DIRECTIONS FOR THIS TASK: Type out the material below exactly.

TASK INPUTS:
--- START ---

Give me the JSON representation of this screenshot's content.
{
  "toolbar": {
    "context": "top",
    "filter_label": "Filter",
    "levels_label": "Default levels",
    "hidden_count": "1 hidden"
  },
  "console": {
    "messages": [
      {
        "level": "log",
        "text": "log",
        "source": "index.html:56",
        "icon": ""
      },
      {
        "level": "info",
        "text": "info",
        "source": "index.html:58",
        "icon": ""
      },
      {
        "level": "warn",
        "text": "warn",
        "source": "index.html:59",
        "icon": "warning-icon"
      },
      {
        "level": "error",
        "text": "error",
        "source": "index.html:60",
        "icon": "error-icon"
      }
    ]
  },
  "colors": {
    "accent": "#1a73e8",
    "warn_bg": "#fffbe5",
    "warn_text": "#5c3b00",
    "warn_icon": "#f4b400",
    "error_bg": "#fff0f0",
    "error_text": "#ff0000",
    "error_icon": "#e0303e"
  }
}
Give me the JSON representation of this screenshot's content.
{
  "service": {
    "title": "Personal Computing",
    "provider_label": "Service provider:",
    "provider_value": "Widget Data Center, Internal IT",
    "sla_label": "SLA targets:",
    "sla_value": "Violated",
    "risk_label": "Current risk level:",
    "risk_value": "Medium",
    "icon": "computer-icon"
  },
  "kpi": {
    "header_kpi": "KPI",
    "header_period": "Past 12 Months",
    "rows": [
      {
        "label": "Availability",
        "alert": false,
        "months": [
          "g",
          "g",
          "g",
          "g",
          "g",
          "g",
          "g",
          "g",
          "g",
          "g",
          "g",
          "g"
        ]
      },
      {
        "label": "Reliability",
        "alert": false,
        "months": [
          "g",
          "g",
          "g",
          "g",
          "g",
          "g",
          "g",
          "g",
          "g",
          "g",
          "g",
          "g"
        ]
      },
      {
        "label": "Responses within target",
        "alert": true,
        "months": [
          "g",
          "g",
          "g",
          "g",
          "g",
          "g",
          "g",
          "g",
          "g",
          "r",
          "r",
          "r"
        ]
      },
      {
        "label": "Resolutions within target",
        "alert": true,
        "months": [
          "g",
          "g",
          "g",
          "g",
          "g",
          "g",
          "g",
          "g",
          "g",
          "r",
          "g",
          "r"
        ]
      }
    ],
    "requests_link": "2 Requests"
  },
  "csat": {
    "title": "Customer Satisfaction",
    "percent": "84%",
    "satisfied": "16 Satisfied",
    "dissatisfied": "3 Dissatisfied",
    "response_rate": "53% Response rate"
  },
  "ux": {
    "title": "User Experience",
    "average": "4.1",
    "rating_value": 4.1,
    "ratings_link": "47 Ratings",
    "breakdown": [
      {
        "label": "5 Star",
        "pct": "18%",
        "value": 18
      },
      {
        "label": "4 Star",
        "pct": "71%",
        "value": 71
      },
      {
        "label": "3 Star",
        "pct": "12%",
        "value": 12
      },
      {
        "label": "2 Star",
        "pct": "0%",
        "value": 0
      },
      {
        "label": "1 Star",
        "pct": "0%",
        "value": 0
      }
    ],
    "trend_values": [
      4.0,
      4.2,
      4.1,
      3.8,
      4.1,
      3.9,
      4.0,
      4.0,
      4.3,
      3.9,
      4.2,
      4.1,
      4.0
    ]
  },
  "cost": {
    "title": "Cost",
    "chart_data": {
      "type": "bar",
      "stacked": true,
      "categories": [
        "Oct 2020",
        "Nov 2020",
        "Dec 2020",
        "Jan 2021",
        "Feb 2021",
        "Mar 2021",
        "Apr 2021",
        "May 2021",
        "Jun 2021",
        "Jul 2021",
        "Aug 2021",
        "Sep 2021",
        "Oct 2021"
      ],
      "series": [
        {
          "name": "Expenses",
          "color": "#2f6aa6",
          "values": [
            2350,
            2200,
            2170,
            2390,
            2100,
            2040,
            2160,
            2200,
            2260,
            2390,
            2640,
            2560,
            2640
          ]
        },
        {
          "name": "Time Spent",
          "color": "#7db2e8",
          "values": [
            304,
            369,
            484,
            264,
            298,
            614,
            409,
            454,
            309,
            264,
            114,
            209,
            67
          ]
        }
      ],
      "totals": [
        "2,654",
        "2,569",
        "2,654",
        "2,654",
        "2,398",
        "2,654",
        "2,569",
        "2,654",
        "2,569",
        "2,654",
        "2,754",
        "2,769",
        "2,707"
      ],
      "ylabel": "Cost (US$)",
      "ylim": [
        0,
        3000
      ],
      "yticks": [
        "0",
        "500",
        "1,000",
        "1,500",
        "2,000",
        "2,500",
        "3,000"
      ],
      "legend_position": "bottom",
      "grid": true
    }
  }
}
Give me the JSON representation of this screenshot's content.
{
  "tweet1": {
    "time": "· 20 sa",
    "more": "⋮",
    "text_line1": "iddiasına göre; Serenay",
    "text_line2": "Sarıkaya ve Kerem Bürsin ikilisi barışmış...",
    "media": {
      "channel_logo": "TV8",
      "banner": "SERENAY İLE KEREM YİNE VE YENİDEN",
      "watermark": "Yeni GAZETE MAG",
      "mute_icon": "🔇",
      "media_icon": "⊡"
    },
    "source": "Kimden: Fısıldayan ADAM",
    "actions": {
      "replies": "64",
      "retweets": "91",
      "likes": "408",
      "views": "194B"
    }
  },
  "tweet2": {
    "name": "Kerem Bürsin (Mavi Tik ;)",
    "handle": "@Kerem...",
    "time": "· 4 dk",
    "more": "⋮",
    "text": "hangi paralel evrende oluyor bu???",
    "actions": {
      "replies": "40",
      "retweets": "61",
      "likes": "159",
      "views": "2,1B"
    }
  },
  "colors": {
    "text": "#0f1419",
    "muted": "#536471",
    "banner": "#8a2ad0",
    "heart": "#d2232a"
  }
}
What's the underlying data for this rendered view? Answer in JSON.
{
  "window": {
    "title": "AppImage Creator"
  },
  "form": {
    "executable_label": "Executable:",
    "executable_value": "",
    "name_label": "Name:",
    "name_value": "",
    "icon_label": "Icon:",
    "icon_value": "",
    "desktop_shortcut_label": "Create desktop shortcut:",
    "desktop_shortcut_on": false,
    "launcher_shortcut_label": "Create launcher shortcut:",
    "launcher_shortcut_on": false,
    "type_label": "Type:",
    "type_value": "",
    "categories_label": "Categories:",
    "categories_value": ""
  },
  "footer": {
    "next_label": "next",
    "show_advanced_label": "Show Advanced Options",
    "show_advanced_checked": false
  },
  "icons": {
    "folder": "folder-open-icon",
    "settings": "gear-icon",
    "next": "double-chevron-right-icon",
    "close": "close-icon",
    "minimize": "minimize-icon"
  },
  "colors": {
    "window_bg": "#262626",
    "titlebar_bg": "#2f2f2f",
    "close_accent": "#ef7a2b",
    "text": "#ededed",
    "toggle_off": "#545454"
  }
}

--- END ---

ANSWER TO THIS TASK:
Give me the JSON representation of this screenshot's content.
{
  "toolbar": {
    "context": "top",
    "filter_label": "Filter",
    "levels_label": "Default levels",
    "hidden_count": "1 hidden"
  },
  "console": {
    "messages": [
      {
        "level": "log",
        "text": "log",
        "source": "index.html:56",
        "icon": ""
      },
      {
        "level": "info",
        "text": "info",
        "source": "index.html:58",
        "icon": ""
      },
      {
        "level": "warn",
        "text": "warn",
        "source": "index.html:59",
        "icon": "warning-icon"
      },
      {
        "level": "error",
        "text": "error",
        "source": "index.html:60",
        "icon": "error-icon"
      }
    ]
  },
  "colors": {
    "accent": "#1a73e8",
    "warn_bg": "#fffbe5",
    "warn_text": "#5c3b00",
    "warn_icon": "#f4b400",
    "error_bg": "#fff0f0",
    "error_text": "#ff0000",
    "error_icon": "#e0303e"
  }
}
Give me the JSON representation of this screenshot's content.
{
  "service": {
    "title": "Personal Computing",
    "provider_label": "Service provider:",
    "provider_value": "Widget Data Center, Internal IT",
    "sla_label": "SLA targets:",
    "sla_value": "Violated",
    "risk_label": "Current risk level:",
    "risk_value": "Medium",
    "icon": "computer-icon"
  },
  "kpi": {
    "header_kpi": "KPI",
    "header_period": "Past 12 Months",
    "rows": [
      {
        "label": "Availability",
        "alert": false,
        "months": [
          "g",
          "g",
          "g",
          "g",
          "g",
          "g",
          "g",
          "g",
          "g",
          "g",
          "g",
          "g"
        ]
      },
      {
        "label": "Reliability",
        "alert": false,
        "months": [
          "g",
          "g",
          "g",
          "g",
          "g",
          "g",
          "g",
          "g",
          "g",
          "g",
          "g",
          "g"
        ]
      },
      {
        "label": "Responses within target",
        "alert": true,
        "months": [
          "g",
          "g",
          "g",
          "g",
          "g",
          "g",
          "g",
          "g",
          "g",
          "r",
          "r",
          "r"
        ]
      },
      {
        "label": "Resolutions within target",
        "alert": true,
        "months": [
          "g",
          "g",
          "g",
          "g",
          "g",
          "g",
          "g",
          "g",
          "g",
          "r",
          "g",
          "r"
        ]
      }
    ],
    "requests_link": "2 Requests"
  },
  "csat": {
    "title": "Customer Satisfaction",
    "percent": "84%",
    "satisfied": "16 Satisfied",
    "dissatisfied": "3 Dissatisfied",
    "response_rate": "53% Response rate"
  },
  "ux": {
    "title": "User Experience",
    "average": "4.1",
    "rating_value": 4.1,
    "ratings_link": "47 Ratings",
    "breakdown": [
      {
        "label": "5 Star",
        "pct": "18%",
        "value": 18
      },
      {
        "label": "4 Star",
        "pct": "71%",
        "value": 71
      },
      {
        "label": "3 Star",
        "pct": "12%",
        "value": 12
      },
      {
        "label": "2 Star",
        "pct": "0%",
        "value": 0
      },
      {
        "label": "1 Star",
        "pct": "0%",
        "value": 0
      }
    ],
    "trend_values": [
      4.0,
      4.2,
      4.1,
      3.8,
      4.1,
      3.9,
      4.0,
      4.0,
      4.3,
      3.9,
      4.2,
      4.1,
      4.0
    ]
  },
  "cost": {
    "title": "Cost",
    "chart_data": {
      "type": "bar",
      "stacked": true,
      "categories": [
        "Oct 2020",
        "Nov 2020",
        "Dec 2020",
        "Jan 2021",
        "Feb 2021",
        "Mar 2021",
        "Apr 2021",
        "May 2021",
        "Jun 2021",
        "Jul 2021",
        "Aug 2021",
        "Sep 2021",
        "Oct 2021"
      ],
      "series": [
        {
          "name": "Expenses",
          "color": "#2f6aa6",
          "values": [
            2350,
            2200,
            2170,
            2390,
            2100,
            2040,
            2160,
            2200,
            2260,
            2390,
            2640,
            2560,
            2640
          ]
        },
        {
          "name": "Time Spent",
          "color": "#7db2e8",
          "values": [
            304,
            369,
            484,
            264,
            298,
            614,
            409,
            454,
            309,
            264,
            114,
            209,
            67
          ]
        }
      ],
      "totals": [
        "2,654",
        "2,569",
        "2,654",
        "2,654",
        "2,398",
        "2,654",
        "2,569",
        "2,654",
        "2,569",
        "2,654",
        "2,754",
        "2,769",
        "2,707"
      ],
      "ylabel": "Cost (US$)",
      "ylim": [
        0,
        3000
      ],
      "yticks": [
        "0",
        "500",
        "1,000",
        "1,500",
        "2,000",
        "2,500",
        "3,000"
      ],
      "legend_position": "bottom",
      "grid": true
    }
  }
}
Give me the JSON representation of this screenshot's content.
{
  "tweet1": {
    "time": "· 20 sa",
    "more": "⋮",
    "text_line1": "iddiasına göre; Serenay",
    "text_line2": "Sarıkaya ve Kerem Bürsin ikilisi barışmış...",
    "media": {
      "channel_logo": "TV8",
      "banner": "SERENAY İLE KEREM YİNE VE YENİDEN",
      "watermark": "Yeni GAZETE MAG",
      "mute_icon": "🔇",
      "media_icon": "⊡"
    },
    "source": "Kimden: Fısıldayan ADAM",
    "actions": {
      "replies": "64",
      "retweets": "91",
      "likes": "408",
      "views": "194B"
    }
  },
  "tweet2": {
    "name": "Kerem Bürsin (Mavi Tik ;)",
    "handle": "@Kerem...",
    "time": "· 4 dk",
    "more": "⋮",
    "text": "hangi paralel evrende oluyor bu???",
    "actions": {
      "replies": "40",
      "retweets": "61",
      "likes": "159",
      "views": "2,1B"
    }
  },
  "colors": {
    "text": "#0f1419",
    "muted": "#536471",
    "banner": "#8a2ad0",
    "heart": "#d2232a"
  }
}
What's the underlying data for this rendered view? Answer in JSON.
{
  "window": {
    "title": "AppImage Creator"
  },
  "form": {
    "executable_label": "Executable:",
    "executable_value": "",
    "name_label": "Name:",
    "name_value": "",
    "icon_label": "Icon:",
    "icon_value": "",
    "desktop_shortcut_label": "Create desktop shortcut:",
    "desktop_shortcut_on": false,
    "launcher_shortcut_label": "Create launcher shortcut:",
    "launcher_shortcut_on": false,
    "type_label": "Type:",
    "type_value": "",
    "categories_label": "Categories:",
    "categories_value": ""
  },
  "footer": {
    "next_label": "next",
    "show_advanced_label": "Show Advanced Options",
    "show_advanced_checked": false
  },
  "icons": {
    "folder": "folder-open-icon",
    "settings": "gear-icon",
    "next": "double-chevron-right-icon",
    "close": "close-icon",
    "minimize": "minimize-icon"
  },
  "colors": {
    "window_bg": "#262626",
    "titlebar_bg": "#2f2f2f",
    "close_accent": "#ef7a2b",
    "text": "#ededed",
    "toggle_off": "#545454"
  }
}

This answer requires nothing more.